BEGIN Given data

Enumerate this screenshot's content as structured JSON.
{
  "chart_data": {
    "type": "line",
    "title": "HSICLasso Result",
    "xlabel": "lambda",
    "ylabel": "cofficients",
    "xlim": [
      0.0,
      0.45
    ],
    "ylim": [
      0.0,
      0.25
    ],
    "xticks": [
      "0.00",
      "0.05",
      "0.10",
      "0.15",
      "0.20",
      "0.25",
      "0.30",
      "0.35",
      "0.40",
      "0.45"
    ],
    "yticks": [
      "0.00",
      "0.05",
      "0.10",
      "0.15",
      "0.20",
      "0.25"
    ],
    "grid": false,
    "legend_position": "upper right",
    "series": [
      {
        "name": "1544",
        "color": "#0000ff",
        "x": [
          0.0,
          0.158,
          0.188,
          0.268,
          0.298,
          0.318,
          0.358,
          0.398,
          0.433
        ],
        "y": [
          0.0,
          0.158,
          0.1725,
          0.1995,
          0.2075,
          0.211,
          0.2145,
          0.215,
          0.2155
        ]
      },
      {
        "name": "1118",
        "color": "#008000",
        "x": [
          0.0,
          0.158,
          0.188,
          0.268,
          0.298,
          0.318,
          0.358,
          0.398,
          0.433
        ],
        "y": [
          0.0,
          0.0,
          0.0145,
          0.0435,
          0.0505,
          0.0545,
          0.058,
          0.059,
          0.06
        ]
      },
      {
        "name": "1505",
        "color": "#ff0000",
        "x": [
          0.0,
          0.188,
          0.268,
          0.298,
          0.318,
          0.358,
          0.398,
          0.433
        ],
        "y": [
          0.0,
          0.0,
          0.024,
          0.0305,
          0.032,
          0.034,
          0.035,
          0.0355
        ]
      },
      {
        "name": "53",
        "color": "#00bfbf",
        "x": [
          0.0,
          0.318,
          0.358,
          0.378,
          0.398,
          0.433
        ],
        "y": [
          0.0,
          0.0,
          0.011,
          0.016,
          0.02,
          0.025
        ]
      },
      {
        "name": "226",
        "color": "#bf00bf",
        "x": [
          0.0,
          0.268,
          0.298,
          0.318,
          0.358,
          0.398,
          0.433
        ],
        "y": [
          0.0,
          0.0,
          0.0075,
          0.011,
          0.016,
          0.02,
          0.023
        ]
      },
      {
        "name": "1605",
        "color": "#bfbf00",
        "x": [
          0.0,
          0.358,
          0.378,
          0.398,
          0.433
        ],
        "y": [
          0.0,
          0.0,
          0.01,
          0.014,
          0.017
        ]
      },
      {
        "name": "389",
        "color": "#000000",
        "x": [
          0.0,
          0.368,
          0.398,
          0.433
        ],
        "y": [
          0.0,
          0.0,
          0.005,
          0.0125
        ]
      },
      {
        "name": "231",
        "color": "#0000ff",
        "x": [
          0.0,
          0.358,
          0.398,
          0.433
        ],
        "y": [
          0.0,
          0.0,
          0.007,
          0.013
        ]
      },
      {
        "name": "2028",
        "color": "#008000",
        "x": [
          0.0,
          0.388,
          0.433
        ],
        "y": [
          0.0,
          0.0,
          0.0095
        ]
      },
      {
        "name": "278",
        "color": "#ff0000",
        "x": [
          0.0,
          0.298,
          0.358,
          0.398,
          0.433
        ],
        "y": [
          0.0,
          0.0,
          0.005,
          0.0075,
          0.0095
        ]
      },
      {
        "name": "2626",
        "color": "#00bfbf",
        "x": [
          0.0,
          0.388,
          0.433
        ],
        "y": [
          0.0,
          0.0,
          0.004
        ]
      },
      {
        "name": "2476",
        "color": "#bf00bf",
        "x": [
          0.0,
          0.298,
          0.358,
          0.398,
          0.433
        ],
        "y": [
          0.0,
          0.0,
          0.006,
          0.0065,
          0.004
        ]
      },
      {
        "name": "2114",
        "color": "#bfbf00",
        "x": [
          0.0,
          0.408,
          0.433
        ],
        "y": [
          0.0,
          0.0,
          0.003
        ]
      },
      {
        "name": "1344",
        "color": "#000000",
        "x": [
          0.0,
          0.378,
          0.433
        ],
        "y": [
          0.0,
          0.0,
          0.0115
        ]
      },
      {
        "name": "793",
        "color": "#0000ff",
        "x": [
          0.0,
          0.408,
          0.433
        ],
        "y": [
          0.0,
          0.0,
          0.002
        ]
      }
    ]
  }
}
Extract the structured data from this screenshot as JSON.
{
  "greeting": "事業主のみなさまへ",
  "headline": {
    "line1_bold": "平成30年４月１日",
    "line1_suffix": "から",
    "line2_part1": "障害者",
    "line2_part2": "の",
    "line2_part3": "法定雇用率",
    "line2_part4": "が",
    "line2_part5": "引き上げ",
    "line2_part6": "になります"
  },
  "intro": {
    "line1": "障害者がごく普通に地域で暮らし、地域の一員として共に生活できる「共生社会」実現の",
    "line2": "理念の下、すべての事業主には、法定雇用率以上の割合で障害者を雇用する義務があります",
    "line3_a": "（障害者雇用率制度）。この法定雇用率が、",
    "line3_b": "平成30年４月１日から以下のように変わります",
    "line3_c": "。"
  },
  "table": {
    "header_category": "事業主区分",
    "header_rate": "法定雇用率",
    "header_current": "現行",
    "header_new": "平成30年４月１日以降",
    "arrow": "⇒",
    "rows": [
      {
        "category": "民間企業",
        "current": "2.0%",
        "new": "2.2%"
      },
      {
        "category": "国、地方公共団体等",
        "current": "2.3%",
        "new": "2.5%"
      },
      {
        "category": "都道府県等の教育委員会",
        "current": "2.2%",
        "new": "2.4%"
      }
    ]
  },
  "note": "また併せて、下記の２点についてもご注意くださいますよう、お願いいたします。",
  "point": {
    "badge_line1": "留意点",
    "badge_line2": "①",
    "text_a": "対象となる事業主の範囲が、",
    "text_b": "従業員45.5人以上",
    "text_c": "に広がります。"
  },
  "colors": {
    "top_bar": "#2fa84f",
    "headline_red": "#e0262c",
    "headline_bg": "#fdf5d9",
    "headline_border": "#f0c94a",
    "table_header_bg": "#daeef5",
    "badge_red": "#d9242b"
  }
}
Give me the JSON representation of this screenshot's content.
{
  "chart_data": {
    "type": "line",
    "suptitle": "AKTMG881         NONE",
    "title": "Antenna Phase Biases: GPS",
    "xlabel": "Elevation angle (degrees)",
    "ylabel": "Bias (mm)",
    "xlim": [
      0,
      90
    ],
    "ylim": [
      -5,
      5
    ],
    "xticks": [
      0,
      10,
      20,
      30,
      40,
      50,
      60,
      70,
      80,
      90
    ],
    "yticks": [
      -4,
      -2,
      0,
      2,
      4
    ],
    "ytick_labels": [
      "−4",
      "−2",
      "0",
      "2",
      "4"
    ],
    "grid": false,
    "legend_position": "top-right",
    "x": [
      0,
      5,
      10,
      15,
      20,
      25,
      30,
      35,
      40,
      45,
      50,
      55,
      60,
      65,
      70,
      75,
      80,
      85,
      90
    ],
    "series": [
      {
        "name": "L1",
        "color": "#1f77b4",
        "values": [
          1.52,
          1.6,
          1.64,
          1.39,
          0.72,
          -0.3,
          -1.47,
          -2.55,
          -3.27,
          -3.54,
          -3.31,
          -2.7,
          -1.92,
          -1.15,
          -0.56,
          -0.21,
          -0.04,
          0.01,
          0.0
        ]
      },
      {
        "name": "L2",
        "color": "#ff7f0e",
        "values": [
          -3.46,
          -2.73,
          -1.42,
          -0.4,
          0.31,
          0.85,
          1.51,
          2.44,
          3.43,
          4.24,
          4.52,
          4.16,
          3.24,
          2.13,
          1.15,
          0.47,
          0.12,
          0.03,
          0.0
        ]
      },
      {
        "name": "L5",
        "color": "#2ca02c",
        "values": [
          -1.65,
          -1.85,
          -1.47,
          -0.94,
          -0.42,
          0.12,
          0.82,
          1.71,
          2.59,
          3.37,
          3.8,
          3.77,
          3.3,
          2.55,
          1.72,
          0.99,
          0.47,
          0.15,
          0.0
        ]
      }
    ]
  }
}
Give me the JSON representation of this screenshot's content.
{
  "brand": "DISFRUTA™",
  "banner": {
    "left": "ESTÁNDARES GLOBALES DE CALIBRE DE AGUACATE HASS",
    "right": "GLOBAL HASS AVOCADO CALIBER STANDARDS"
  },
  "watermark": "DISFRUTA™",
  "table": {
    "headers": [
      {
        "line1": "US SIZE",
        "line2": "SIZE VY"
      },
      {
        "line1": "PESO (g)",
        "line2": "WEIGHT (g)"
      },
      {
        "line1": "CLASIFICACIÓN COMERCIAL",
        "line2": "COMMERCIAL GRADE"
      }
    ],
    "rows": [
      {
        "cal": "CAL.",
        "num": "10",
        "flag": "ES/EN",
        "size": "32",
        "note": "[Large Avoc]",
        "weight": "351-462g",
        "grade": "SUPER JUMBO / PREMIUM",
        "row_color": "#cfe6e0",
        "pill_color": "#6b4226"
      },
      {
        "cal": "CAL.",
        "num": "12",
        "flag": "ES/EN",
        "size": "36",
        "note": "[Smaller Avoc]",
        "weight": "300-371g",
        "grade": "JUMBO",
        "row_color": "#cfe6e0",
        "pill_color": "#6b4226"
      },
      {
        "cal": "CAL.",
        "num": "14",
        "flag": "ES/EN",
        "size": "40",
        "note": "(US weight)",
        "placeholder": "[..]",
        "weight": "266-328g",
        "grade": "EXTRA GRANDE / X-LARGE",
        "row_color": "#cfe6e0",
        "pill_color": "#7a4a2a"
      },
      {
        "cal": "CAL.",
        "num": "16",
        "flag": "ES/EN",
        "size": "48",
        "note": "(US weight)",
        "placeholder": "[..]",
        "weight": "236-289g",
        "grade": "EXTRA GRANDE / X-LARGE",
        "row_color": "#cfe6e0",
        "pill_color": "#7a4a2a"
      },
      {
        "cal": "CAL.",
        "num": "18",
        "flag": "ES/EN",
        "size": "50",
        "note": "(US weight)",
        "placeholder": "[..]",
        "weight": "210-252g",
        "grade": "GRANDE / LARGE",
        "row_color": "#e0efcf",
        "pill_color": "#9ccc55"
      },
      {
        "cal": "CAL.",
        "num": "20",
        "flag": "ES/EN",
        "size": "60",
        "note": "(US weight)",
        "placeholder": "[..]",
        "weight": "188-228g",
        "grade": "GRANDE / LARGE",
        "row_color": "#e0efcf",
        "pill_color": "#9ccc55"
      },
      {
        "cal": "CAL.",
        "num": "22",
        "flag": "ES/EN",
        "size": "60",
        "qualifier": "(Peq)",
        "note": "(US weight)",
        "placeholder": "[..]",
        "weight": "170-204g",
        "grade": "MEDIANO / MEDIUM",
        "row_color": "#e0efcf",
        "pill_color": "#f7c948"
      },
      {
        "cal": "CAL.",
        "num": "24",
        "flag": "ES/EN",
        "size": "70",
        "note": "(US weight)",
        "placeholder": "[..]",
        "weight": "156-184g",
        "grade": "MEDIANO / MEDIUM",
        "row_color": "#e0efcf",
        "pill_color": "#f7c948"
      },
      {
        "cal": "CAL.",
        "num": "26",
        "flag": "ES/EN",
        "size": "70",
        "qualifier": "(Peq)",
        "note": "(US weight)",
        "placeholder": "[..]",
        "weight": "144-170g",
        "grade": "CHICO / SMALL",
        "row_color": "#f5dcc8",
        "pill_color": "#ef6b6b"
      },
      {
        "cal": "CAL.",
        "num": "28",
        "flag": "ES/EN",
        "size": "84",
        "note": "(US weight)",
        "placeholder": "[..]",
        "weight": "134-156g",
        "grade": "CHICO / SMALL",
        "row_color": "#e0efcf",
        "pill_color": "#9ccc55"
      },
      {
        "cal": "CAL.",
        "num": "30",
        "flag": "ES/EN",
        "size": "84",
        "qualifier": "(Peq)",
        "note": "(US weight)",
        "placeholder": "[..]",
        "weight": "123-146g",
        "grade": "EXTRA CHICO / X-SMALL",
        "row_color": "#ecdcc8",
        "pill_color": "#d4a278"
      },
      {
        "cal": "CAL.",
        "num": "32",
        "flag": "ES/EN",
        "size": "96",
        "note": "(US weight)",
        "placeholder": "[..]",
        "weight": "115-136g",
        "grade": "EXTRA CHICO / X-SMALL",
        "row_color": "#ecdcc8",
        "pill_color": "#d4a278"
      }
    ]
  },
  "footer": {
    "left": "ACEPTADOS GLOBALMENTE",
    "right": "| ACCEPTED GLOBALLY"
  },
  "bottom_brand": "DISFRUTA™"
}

END Given data

Do this:
Locate the word "structured" in the entries, and copy every line where it is found.

Completed exercise:
Enumerate this screenshot's content as structured JSON.
Extract the structured data from this screenshot as JSON.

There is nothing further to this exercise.